▶ [What is being asked] Every line that holds the string "土木工程" is to be identified and copied.

*** Given records

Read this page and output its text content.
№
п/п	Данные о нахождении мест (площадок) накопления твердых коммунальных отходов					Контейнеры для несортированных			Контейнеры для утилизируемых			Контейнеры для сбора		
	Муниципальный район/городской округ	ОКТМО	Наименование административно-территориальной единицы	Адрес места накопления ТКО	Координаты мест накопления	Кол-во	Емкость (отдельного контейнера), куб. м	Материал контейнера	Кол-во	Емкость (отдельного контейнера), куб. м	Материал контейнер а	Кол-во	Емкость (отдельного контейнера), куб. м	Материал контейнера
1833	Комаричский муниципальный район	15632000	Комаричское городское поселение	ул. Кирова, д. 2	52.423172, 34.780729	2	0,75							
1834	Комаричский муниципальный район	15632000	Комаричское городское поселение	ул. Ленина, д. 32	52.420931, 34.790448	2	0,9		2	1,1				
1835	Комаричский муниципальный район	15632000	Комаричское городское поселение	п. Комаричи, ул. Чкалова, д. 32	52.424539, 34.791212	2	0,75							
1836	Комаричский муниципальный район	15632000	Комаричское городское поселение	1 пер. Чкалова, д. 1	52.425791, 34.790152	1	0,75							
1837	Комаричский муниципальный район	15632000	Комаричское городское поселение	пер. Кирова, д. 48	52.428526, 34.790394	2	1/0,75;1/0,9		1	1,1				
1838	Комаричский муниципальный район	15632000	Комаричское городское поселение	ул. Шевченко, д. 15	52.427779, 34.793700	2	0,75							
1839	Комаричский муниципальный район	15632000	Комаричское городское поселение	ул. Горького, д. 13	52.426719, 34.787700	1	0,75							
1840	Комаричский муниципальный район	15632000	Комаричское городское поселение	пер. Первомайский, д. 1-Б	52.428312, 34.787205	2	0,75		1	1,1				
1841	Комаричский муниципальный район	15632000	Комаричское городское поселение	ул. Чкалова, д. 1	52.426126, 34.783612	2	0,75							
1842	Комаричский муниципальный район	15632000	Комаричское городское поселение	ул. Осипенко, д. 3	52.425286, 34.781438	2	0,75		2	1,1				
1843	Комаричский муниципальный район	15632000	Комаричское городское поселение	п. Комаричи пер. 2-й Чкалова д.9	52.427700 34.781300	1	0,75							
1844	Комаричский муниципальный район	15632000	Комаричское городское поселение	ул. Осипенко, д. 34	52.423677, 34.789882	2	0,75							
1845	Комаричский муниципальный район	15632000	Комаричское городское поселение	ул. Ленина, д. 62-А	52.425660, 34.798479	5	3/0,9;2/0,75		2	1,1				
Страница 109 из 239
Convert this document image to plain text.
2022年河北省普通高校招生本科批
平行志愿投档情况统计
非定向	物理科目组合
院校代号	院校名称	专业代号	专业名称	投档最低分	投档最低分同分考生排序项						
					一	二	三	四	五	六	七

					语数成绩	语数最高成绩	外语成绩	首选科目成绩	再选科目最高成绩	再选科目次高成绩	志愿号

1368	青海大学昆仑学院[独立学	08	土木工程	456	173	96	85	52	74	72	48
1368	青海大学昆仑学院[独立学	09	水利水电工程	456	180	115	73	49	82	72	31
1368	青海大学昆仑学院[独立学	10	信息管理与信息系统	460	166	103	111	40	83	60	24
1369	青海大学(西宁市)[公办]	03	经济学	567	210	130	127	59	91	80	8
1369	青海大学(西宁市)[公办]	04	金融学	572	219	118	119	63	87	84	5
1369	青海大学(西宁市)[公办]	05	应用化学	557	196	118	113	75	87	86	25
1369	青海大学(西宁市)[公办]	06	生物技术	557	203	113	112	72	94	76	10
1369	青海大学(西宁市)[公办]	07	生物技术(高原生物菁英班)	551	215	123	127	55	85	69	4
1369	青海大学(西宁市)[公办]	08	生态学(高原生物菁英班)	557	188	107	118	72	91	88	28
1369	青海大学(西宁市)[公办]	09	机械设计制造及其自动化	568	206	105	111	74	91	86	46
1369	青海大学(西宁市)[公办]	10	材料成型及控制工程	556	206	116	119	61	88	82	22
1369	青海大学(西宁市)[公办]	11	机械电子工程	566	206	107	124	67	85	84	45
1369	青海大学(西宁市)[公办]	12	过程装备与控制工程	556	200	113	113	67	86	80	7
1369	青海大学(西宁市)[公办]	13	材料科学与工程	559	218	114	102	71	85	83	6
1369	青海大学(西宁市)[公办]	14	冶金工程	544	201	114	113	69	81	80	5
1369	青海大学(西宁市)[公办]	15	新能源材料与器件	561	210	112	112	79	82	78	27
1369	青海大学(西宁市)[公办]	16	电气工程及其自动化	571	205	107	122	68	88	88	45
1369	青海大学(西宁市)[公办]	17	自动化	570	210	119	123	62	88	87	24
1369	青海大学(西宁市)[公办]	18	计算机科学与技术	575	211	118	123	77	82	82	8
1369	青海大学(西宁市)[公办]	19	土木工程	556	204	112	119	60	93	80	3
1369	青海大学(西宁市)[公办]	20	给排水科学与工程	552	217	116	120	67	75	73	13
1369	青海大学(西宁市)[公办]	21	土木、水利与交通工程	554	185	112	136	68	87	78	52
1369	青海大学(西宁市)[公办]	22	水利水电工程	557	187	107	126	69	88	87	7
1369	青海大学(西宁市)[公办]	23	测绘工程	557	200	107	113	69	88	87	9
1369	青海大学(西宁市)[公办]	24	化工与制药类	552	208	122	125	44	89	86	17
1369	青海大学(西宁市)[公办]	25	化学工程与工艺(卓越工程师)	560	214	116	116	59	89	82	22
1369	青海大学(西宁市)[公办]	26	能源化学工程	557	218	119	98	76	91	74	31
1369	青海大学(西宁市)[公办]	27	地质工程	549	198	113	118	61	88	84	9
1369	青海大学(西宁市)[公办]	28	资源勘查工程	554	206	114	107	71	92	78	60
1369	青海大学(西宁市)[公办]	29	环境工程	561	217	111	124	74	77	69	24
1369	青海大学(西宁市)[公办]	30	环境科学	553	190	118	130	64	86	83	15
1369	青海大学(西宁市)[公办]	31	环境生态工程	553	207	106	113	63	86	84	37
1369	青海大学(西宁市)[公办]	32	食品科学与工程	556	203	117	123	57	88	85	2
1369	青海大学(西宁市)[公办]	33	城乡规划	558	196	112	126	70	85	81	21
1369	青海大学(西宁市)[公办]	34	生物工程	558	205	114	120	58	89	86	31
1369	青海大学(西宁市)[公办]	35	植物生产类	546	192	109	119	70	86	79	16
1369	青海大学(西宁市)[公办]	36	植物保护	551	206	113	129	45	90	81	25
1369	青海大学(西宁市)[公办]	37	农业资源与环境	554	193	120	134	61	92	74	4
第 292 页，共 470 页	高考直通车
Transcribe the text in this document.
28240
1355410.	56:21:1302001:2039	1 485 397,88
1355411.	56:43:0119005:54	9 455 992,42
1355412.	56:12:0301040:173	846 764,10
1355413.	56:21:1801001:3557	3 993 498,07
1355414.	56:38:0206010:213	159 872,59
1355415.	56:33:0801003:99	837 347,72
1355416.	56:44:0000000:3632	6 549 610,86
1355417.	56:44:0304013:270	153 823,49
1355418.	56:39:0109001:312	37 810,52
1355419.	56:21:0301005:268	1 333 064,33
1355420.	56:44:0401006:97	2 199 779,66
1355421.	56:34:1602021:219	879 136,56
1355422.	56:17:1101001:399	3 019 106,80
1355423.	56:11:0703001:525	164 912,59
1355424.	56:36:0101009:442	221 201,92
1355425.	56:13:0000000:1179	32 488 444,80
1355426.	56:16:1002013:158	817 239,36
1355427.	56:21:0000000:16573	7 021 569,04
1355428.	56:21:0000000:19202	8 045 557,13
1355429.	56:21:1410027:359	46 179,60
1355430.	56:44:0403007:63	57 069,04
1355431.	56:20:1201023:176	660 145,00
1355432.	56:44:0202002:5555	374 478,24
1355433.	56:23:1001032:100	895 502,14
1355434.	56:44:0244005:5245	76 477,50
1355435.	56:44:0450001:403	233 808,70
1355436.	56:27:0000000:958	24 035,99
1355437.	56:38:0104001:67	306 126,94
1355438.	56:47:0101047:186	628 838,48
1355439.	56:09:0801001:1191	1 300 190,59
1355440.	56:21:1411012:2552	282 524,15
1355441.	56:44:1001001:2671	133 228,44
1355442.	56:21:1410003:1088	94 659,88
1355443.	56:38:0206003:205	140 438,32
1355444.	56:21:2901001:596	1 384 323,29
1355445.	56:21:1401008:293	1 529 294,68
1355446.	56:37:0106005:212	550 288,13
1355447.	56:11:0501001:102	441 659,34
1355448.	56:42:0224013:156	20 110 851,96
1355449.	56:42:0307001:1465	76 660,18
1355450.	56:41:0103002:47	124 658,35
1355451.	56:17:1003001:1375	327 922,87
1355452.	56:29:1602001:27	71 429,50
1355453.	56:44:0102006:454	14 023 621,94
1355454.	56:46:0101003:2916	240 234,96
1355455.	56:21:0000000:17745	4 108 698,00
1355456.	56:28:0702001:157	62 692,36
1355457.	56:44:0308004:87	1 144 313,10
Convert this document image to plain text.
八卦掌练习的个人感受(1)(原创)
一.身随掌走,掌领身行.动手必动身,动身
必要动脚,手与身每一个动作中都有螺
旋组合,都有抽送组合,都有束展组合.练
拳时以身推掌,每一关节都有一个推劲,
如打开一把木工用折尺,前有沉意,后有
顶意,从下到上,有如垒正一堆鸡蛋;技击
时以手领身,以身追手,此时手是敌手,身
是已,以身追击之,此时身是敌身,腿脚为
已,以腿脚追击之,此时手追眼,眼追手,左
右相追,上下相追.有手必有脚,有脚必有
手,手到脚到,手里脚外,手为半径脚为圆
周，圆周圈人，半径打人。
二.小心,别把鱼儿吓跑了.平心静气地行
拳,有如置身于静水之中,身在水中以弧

******

▶ [Answer for this exercise]
1368	青海大学昆仑学院[独立学	08	土木工程	456	173	96	85	52	74	72	48
1369	青海大学(西宁市)[公办]	19	土木工程	556	204	112	119	60	93	80	3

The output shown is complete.